» **Dataset excerpts**:

╔══

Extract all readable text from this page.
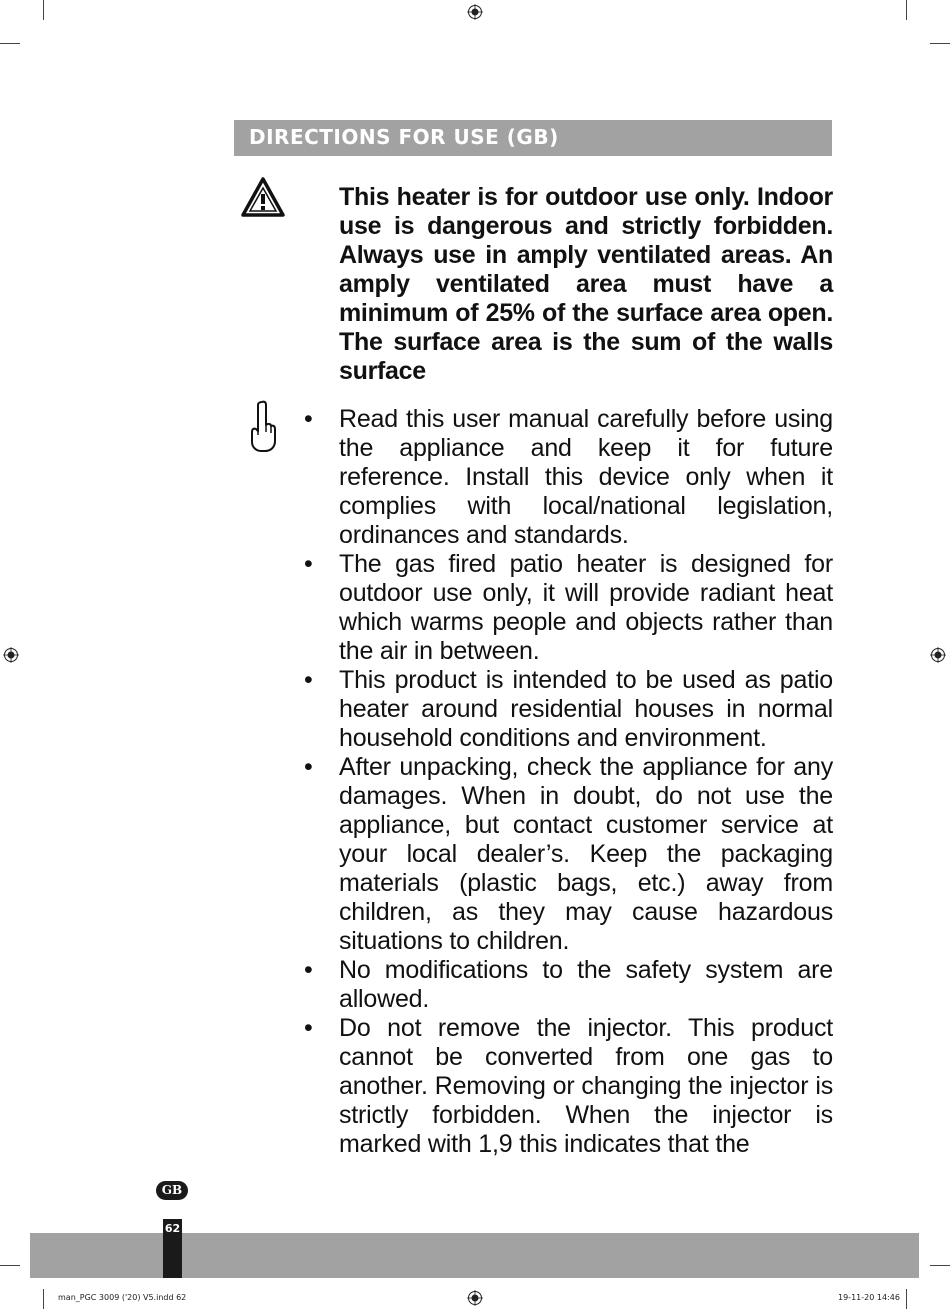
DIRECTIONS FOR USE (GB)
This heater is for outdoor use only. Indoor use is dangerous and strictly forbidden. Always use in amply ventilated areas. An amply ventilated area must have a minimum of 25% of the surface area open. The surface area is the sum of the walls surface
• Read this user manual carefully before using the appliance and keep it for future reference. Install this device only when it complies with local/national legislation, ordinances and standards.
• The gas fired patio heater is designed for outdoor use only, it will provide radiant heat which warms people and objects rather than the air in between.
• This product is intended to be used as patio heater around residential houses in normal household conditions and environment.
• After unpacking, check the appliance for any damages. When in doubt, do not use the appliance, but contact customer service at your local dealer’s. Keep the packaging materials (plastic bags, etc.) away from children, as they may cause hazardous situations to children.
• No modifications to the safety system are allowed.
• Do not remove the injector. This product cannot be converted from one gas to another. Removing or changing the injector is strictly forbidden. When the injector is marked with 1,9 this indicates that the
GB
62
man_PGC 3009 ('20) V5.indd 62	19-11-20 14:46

╚══
╔══

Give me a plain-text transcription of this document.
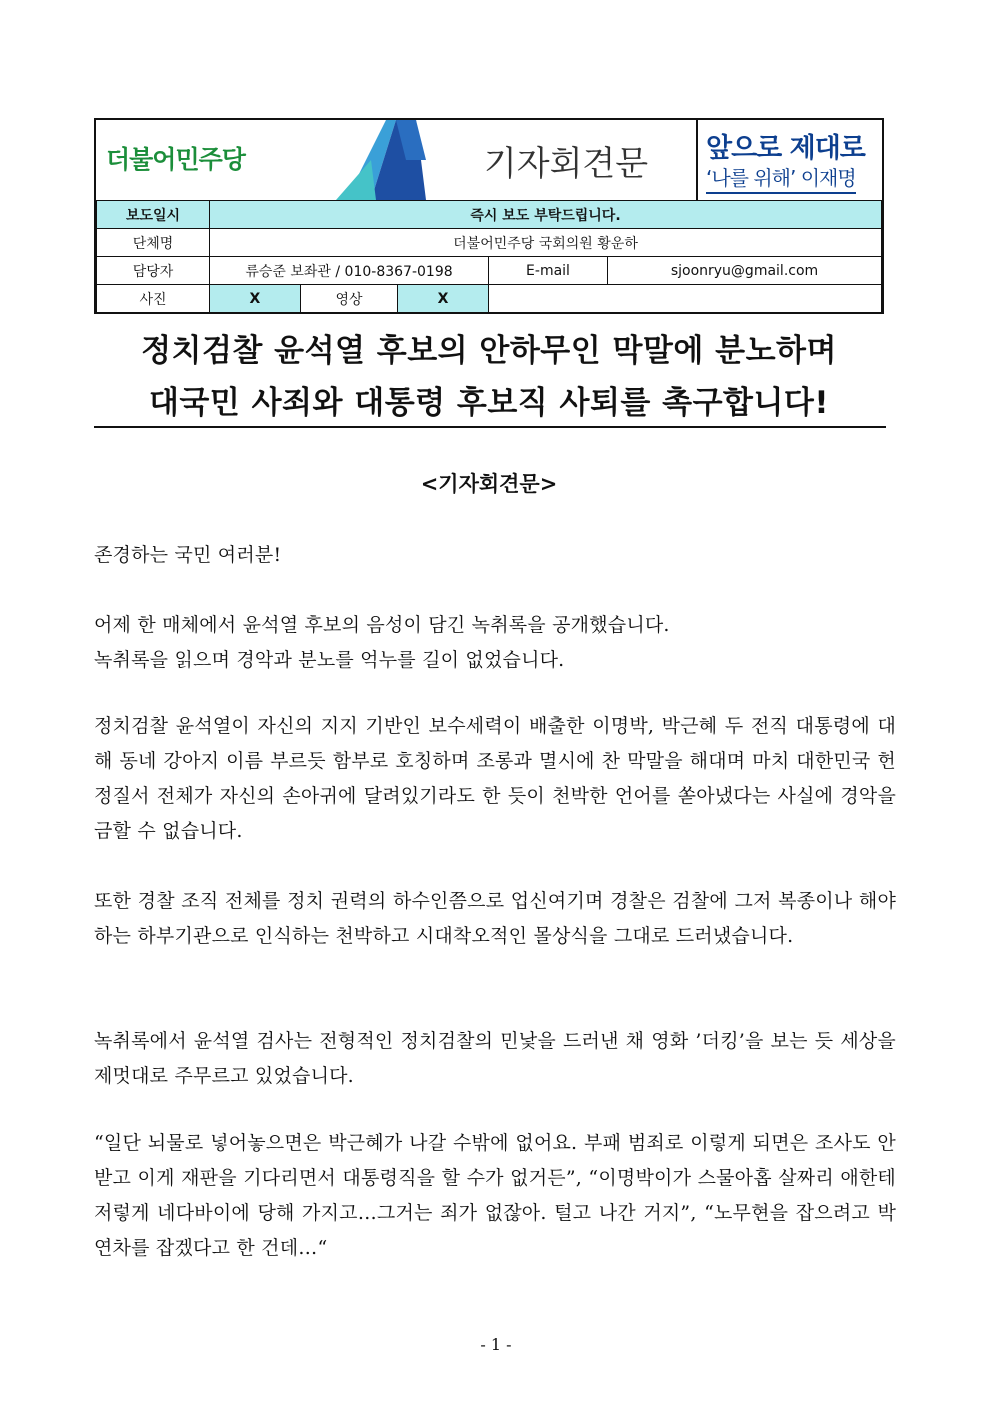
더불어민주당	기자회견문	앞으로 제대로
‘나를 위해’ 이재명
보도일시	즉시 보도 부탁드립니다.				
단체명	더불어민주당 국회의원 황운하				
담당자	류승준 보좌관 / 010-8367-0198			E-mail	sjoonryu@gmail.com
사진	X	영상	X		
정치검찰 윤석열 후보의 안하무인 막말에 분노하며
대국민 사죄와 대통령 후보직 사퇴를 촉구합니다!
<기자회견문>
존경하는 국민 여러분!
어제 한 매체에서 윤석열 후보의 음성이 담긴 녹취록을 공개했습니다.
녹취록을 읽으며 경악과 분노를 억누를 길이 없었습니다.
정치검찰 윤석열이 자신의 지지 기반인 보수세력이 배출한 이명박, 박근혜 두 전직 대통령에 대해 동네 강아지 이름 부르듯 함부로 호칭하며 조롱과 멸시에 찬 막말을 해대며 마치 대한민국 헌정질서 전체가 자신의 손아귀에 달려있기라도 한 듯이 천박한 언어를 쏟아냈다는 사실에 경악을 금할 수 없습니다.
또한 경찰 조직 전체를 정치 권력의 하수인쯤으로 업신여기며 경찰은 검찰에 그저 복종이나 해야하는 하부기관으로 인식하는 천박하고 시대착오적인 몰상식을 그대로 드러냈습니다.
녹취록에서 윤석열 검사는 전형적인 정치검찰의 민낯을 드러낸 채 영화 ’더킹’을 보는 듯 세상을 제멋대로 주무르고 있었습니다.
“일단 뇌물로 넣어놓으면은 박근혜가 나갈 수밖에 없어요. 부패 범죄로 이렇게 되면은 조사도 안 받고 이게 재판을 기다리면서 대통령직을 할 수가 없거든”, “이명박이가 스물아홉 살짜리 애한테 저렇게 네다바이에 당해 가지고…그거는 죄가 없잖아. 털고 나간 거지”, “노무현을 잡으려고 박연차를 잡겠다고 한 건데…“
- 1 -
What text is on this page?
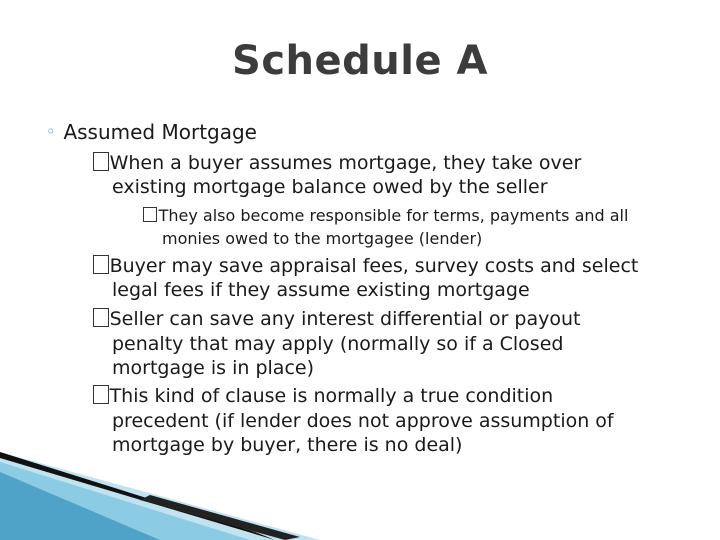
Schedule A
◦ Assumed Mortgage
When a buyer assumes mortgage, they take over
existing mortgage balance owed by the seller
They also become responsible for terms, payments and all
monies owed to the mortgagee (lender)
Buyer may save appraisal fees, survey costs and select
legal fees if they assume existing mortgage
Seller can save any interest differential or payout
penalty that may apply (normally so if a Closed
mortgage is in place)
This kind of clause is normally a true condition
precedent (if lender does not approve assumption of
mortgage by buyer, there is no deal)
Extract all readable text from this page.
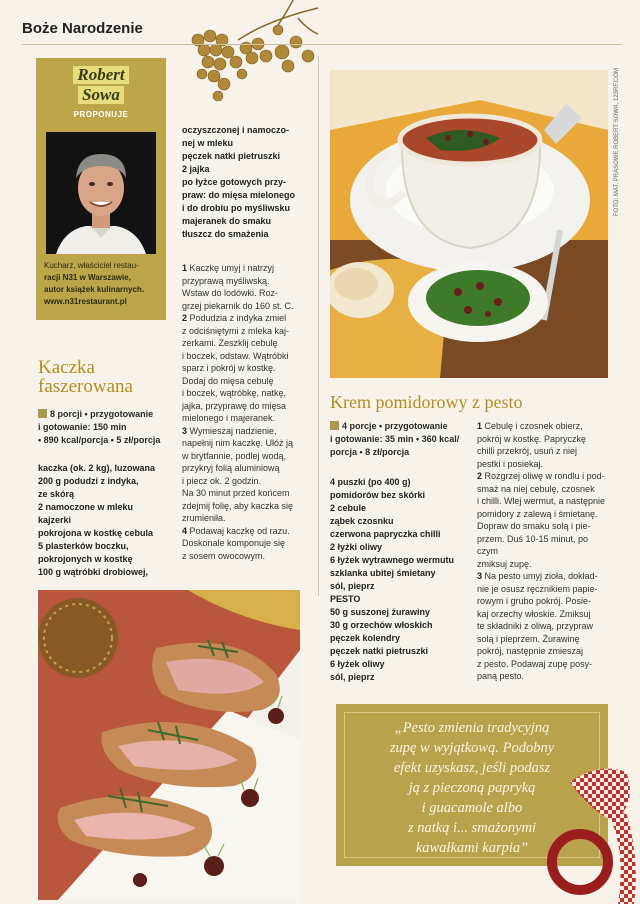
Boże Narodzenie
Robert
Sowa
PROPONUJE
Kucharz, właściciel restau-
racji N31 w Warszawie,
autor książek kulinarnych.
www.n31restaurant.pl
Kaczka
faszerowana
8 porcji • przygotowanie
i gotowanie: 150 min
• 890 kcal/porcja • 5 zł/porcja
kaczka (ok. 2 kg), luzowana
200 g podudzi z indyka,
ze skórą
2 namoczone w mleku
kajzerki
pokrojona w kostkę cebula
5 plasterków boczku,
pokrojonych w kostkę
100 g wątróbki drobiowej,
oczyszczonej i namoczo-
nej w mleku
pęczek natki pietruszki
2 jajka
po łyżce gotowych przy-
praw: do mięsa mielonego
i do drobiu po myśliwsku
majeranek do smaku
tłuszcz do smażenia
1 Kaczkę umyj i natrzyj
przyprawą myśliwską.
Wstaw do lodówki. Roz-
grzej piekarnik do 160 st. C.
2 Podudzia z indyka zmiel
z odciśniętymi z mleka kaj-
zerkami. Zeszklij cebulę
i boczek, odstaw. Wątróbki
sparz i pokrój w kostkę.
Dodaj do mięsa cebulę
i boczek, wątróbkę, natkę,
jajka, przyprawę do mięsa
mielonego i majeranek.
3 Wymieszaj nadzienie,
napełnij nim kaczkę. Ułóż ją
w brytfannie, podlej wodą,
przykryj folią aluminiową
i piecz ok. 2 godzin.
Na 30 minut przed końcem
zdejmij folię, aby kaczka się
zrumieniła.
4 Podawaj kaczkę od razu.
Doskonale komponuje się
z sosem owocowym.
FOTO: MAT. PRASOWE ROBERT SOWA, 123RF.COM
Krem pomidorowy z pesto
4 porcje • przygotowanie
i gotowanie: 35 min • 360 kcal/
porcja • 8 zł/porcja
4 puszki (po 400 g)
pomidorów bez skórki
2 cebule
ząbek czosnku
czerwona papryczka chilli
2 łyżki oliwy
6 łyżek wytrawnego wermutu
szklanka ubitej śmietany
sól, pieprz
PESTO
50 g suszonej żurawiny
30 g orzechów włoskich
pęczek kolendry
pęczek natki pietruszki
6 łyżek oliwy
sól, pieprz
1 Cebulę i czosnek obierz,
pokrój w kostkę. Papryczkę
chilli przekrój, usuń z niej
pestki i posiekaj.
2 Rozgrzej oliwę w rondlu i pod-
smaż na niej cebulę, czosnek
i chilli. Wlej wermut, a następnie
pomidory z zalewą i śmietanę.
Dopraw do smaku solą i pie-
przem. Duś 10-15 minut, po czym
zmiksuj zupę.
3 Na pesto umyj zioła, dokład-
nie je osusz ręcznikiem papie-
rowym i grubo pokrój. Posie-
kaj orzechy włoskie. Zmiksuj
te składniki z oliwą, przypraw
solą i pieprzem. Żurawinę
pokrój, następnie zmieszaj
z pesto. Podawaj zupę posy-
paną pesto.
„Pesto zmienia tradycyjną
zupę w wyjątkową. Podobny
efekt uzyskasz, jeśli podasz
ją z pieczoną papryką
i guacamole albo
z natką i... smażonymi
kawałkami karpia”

╚══
╔══

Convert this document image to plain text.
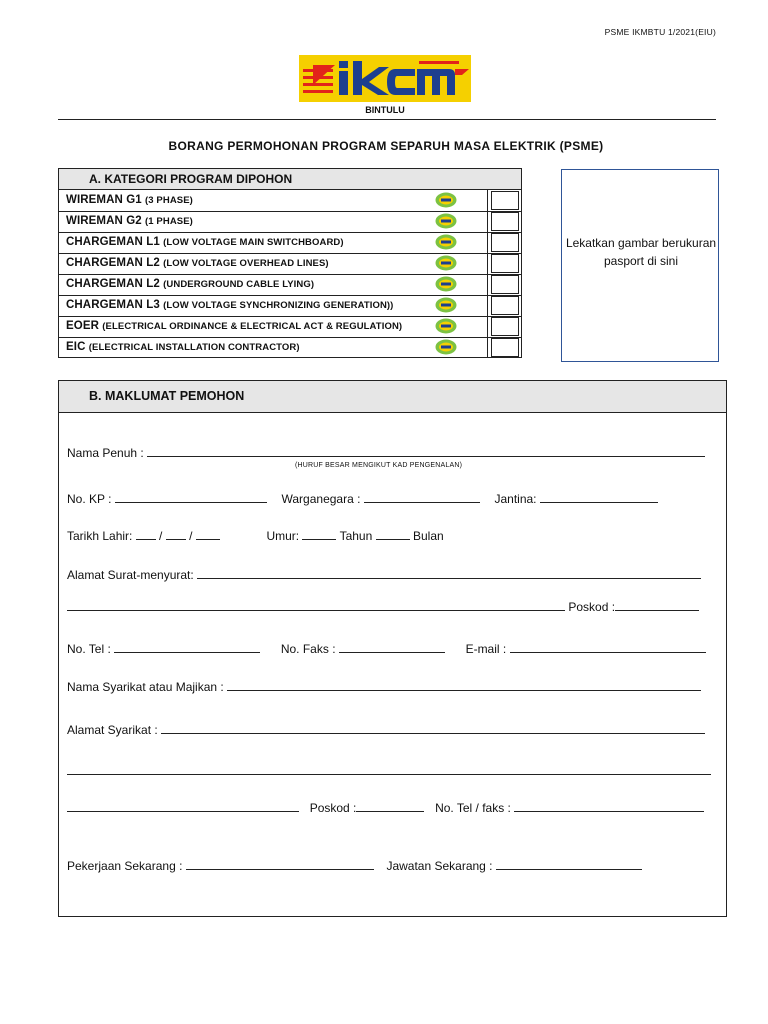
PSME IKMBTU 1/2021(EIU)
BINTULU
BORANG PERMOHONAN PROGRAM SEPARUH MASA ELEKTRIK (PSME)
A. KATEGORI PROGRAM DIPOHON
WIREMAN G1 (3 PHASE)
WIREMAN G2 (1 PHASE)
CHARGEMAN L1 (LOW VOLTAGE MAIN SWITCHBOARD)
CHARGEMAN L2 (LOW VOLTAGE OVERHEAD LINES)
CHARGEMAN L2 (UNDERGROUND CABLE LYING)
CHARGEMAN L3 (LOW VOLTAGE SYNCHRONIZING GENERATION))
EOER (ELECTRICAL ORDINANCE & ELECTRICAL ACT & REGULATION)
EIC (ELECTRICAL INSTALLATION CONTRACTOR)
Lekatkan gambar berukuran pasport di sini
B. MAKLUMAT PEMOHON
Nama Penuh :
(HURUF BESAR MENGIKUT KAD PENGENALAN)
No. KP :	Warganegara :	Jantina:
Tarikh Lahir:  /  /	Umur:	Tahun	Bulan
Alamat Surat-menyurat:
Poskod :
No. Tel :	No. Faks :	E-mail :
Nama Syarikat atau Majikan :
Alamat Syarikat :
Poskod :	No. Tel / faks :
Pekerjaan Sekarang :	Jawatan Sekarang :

╚══

» **Task details**: Only a number is wanted here: how many lines in the data above include the string "Podawaj"?

» **Answer below**: 2